%%

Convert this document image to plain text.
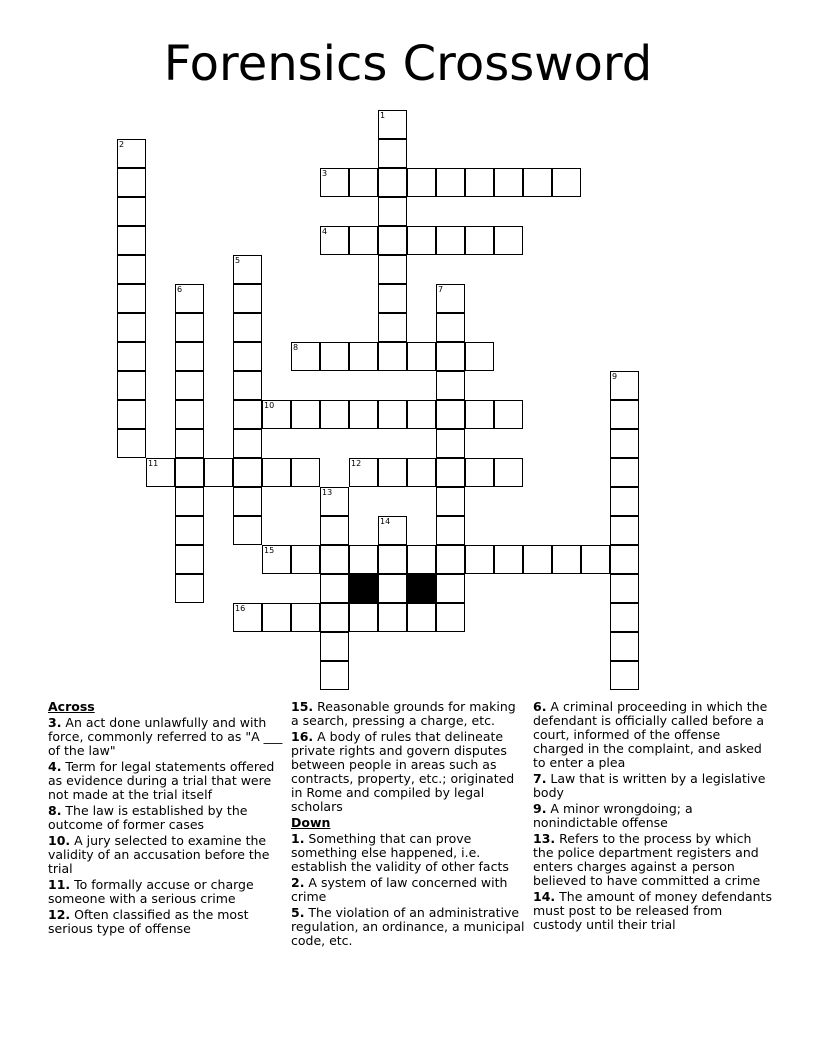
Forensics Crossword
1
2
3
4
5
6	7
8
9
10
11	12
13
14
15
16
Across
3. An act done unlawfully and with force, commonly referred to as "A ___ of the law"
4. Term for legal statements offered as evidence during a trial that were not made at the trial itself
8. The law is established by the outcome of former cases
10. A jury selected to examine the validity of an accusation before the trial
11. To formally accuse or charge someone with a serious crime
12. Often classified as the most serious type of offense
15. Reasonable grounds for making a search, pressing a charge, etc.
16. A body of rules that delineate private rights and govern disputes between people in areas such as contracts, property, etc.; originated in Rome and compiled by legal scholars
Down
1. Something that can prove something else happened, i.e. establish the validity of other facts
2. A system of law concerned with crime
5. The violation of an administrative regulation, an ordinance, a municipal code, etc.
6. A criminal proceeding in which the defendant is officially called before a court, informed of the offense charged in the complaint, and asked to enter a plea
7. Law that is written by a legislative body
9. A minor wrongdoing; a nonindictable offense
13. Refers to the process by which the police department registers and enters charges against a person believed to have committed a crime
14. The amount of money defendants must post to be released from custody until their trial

%%

_Directive_
The material above holds pictures; copy everything else in it exactly.

_Correct output_
Convert this document image to plain text.
Forensics Crossword
1
2
3
4
5
6	7
8
9
10
11	12
13
14
15
16
Across
3. An act done unlawfully and with force, commonly referred to as "A ___ of the law"
4. Term for legal statements offered as evidence during a trial that were not made at the trial itself
8. The law is established by the outcome of former cases
10. A jury selected to examine the validity of an accusation before the trial
11. To formally accuse or charge someone with a serious crime
12. Often classified as the most serious type of offense
15. Reasonable grounds for making a search, pressing a charge, etc.
16. A body of rules that delineate private rights and govern disputes between people in areas such as contracts, property, etc.; originated in Rome and compiled by legal scholars
Down
1. Something that can prove something else happened, i.e. establish the validity of other facts
2. A system of law concerned with crime
5. The violation of an administrative regulation, an ordinance, a municipal code, etc.
6. A criminal proceeding in which the defendant is officially called before a court, informed of the offense charged in the complaint, and asked to enter a plea
7. Law that is written by a legislative body
9. A minor wrongdoing; a nonindictable offense
13. Refers to the process by which the police department registers and enters charges against a person believed to have committed a crime
14. The amount of money defendants must post to be released from custody until their trial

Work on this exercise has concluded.